=== Your objective ===
Wherever "xlabel" occurs in the entries, copy the line that holds it.

=== Entries supplied ===
====================
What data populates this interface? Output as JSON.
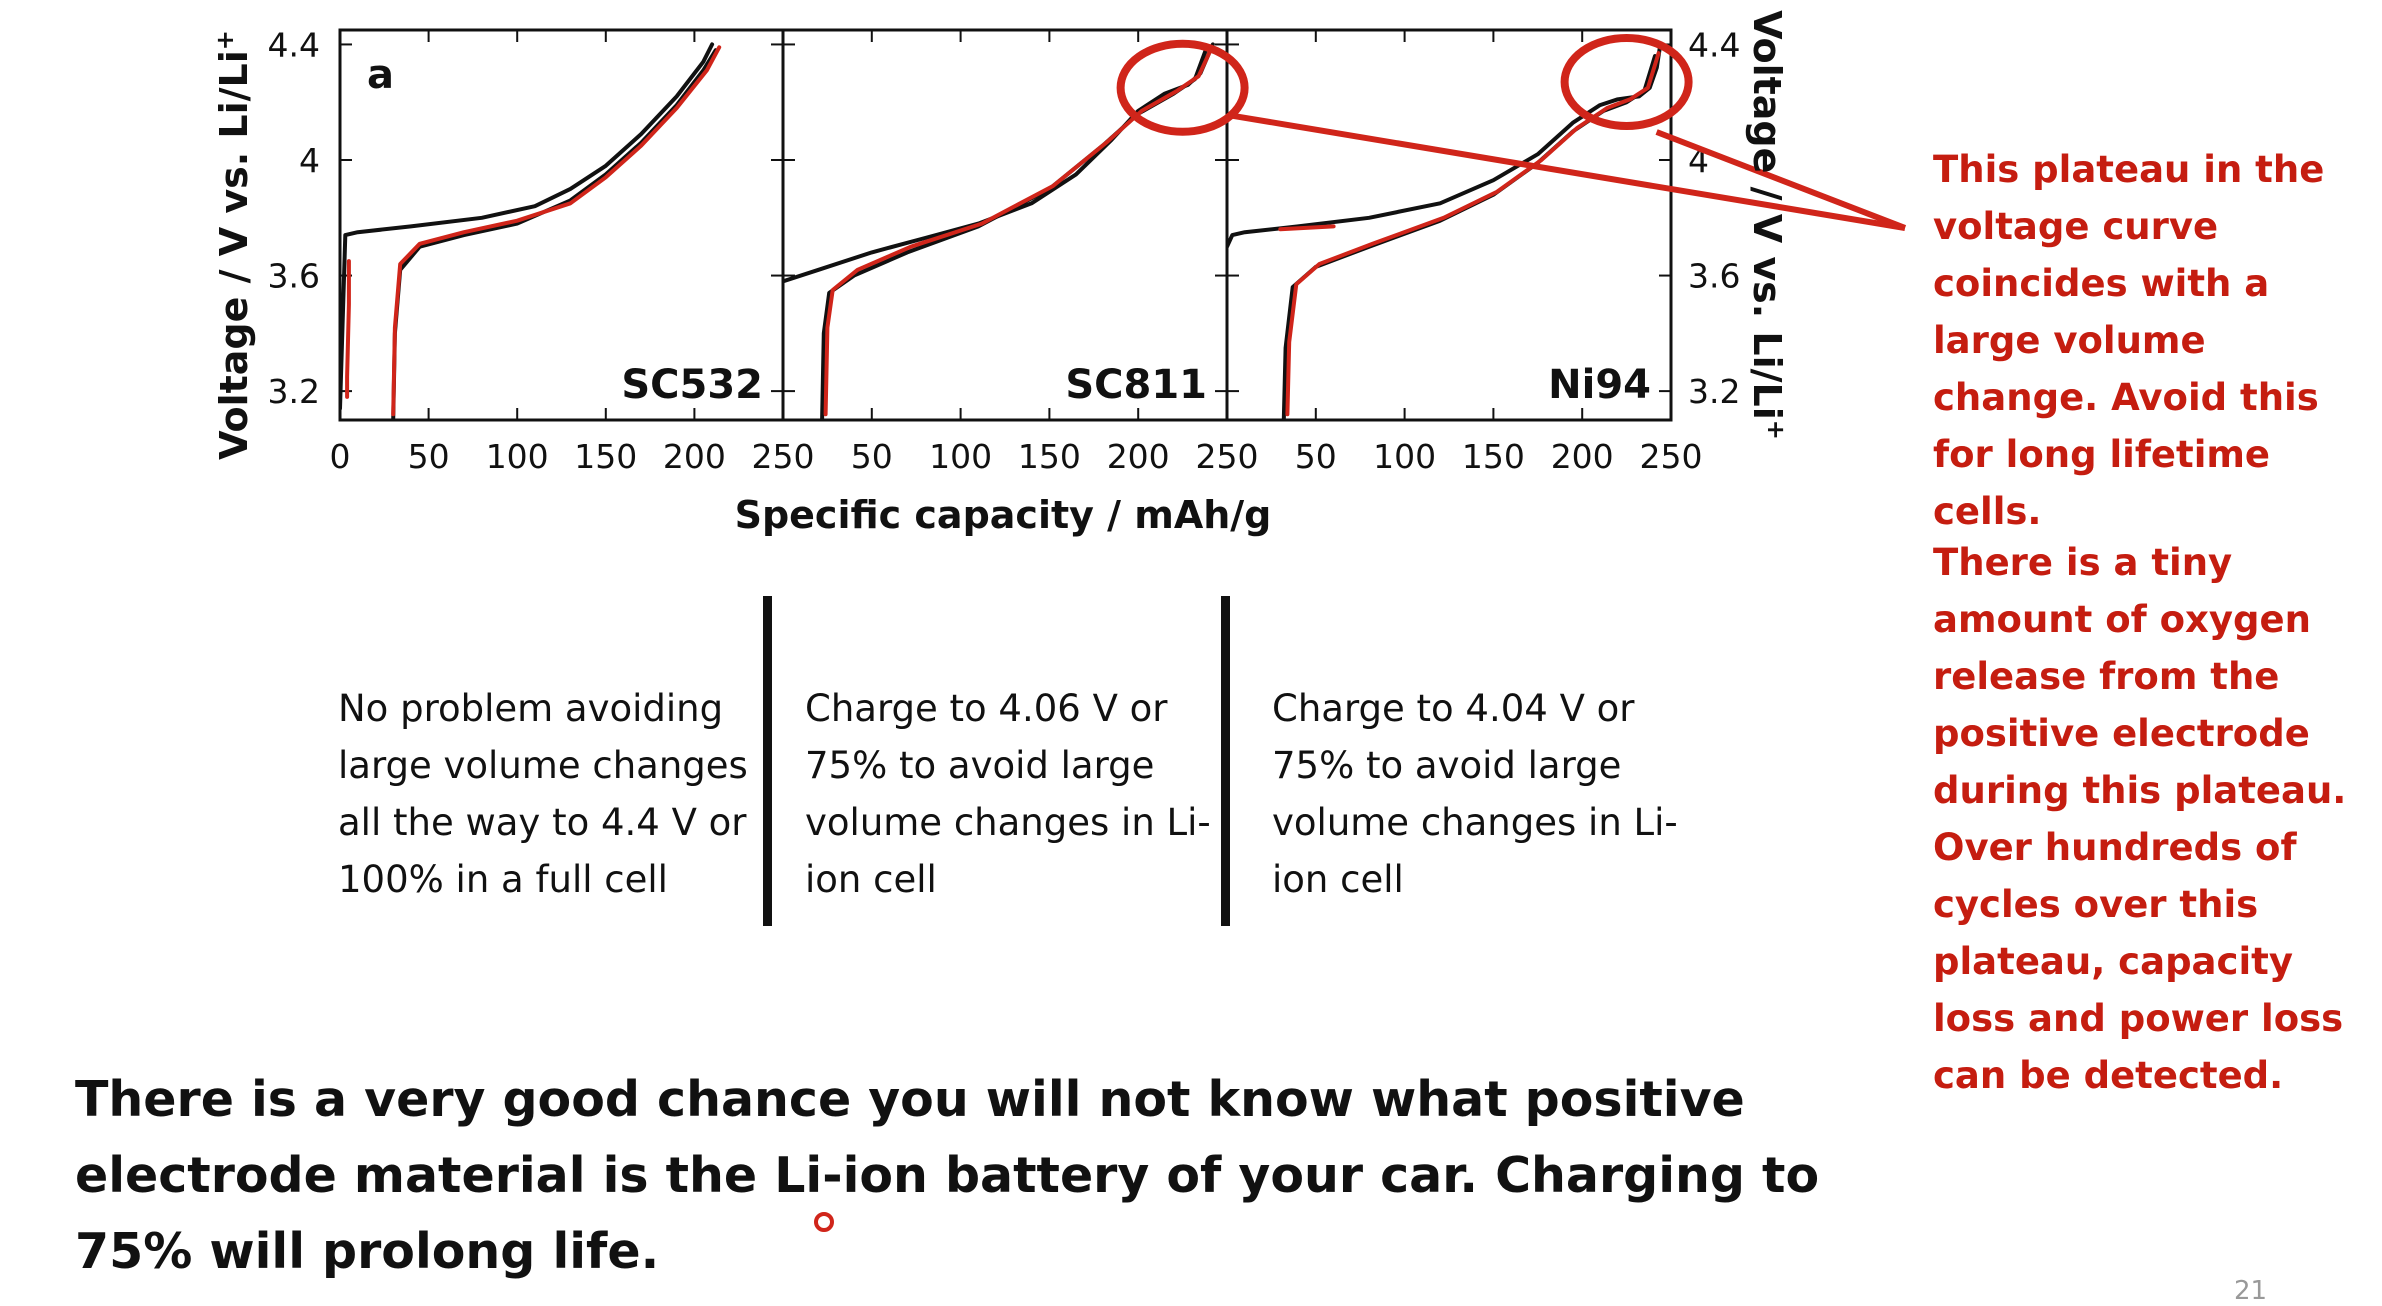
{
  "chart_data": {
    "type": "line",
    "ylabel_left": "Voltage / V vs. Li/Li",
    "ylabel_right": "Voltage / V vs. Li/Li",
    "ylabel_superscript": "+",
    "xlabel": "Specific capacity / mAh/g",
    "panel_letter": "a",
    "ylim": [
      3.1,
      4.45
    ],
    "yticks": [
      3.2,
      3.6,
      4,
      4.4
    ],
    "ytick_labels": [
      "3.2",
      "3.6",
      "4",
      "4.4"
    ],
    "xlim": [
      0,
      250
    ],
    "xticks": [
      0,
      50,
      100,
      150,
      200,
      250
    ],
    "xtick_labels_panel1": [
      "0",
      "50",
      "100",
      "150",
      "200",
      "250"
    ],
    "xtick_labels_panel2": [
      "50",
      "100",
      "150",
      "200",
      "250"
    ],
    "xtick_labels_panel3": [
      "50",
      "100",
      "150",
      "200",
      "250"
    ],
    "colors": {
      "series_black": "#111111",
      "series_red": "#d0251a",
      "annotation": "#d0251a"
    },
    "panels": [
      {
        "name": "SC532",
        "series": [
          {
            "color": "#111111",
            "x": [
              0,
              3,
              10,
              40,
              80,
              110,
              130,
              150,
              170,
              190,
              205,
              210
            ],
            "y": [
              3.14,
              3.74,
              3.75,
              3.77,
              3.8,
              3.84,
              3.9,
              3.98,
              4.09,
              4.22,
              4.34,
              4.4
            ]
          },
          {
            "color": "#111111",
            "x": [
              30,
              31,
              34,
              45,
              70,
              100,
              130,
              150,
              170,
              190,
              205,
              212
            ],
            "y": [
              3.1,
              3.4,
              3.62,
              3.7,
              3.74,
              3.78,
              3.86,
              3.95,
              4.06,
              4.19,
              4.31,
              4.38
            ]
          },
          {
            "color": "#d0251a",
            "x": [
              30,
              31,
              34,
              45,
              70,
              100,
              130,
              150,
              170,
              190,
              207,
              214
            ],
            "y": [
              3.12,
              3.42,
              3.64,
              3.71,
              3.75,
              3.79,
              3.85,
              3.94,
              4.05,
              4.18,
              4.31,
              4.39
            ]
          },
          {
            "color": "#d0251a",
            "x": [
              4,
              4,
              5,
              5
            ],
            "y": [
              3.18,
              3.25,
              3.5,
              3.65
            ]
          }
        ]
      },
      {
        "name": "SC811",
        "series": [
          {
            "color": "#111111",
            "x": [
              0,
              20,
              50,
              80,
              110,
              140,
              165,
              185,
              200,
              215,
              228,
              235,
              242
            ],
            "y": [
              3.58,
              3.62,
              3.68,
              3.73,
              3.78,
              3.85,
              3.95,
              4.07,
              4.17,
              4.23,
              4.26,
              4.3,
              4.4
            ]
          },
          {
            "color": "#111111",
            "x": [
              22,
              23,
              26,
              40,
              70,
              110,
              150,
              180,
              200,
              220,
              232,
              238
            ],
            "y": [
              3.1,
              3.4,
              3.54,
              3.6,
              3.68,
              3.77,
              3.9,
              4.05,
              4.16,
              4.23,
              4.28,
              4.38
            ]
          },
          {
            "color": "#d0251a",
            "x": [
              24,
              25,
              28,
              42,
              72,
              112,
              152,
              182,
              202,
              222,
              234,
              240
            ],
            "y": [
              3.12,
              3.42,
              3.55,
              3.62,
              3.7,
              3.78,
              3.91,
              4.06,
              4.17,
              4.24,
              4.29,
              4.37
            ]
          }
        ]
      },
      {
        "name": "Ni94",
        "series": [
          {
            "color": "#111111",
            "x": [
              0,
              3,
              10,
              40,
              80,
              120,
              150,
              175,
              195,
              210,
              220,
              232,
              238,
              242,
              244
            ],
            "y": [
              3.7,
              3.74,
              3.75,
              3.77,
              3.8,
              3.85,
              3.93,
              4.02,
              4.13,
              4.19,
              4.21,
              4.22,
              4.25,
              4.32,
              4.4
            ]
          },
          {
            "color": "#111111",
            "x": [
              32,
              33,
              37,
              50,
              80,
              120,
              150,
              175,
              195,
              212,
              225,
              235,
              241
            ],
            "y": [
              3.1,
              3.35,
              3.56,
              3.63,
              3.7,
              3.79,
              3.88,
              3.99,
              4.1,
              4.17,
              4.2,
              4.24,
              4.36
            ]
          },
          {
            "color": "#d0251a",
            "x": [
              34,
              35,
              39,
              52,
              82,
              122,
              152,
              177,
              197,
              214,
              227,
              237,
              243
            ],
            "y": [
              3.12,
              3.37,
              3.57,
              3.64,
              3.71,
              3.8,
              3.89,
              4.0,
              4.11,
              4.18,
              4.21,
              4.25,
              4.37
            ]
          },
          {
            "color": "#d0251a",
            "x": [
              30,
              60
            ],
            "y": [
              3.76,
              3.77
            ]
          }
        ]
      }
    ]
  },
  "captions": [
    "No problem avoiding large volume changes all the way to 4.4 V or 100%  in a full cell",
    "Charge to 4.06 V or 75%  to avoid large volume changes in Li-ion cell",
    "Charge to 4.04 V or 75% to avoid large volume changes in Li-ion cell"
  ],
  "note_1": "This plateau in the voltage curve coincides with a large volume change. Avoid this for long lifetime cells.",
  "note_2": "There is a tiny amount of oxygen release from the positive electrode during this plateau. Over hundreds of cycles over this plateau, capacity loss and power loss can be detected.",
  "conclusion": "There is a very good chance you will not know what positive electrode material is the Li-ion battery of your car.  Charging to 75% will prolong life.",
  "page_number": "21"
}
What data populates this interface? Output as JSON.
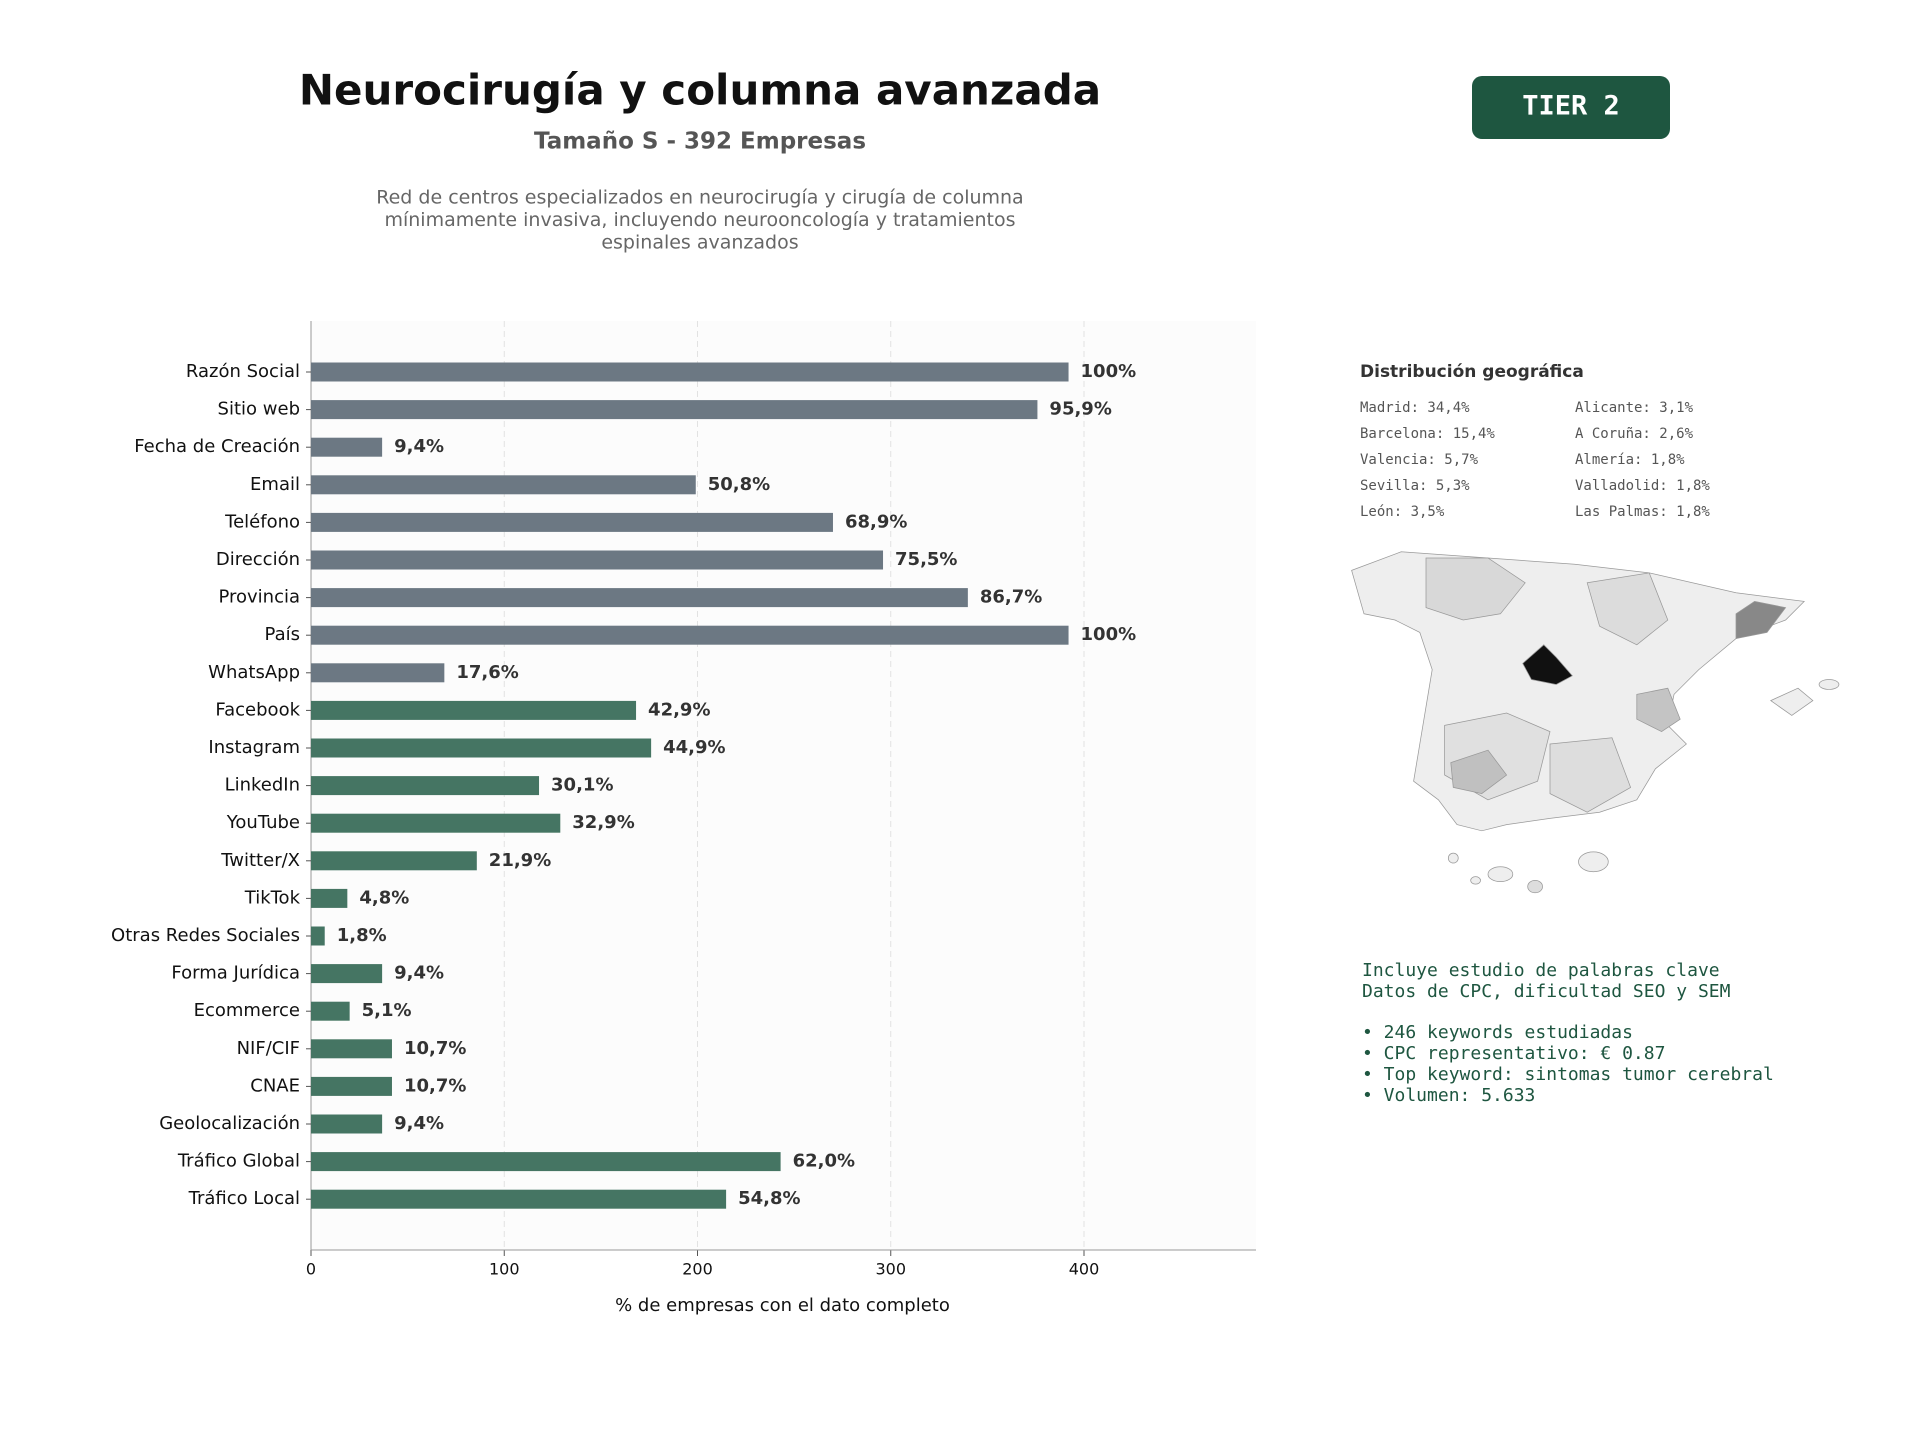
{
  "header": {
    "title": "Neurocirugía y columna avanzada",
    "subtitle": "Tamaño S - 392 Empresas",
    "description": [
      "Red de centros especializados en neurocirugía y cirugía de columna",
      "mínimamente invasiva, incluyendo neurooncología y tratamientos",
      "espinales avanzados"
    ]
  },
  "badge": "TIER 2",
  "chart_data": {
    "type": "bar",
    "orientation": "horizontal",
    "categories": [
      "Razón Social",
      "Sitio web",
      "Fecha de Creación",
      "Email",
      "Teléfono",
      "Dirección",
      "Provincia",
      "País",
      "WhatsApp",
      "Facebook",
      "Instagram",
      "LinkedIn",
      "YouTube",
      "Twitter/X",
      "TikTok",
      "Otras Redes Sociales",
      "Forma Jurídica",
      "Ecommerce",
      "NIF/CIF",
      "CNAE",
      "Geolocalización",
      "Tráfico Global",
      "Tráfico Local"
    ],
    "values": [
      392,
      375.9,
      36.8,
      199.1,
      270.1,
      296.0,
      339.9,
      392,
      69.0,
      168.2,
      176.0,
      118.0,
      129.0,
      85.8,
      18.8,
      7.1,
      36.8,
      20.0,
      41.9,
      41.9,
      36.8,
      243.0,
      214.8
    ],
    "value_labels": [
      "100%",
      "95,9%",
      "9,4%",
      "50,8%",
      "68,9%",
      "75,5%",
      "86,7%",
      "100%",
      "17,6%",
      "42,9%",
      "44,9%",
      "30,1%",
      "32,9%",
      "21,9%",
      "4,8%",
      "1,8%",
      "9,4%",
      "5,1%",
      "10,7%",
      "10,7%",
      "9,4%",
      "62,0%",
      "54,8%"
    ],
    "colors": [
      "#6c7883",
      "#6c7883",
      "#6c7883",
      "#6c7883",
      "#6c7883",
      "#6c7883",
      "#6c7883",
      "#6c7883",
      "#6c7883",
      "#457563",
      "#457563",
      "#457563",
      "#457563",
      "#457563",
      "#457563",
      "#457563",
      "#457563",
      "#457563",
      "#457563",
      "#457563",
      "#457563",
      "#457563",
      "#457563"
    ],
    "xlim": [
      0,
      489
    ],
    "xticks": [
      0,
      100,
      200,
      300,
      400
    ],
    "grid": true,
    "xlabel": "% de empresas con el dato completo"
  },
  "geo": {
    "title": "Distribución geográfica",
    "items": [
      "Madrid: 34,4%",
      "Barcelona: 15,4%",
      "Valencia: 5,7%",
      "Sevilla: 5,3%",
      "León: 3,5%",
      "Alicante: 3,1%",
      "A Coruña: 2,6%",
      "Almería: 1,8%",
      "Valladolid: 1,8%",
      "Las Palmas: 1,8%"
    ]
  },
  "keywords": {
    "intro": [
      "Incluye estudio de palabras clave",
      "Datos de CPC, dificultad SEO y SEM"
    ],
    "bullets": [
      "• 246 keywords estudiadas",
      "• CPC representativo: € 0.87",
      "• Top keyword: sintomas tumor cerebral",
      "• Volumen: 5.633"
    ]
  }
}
====================
=== Result for this exercise ===
    "xlabel": "Specific capacity / mAh/g",
    "xlabel": "% de empresas con el dato completo"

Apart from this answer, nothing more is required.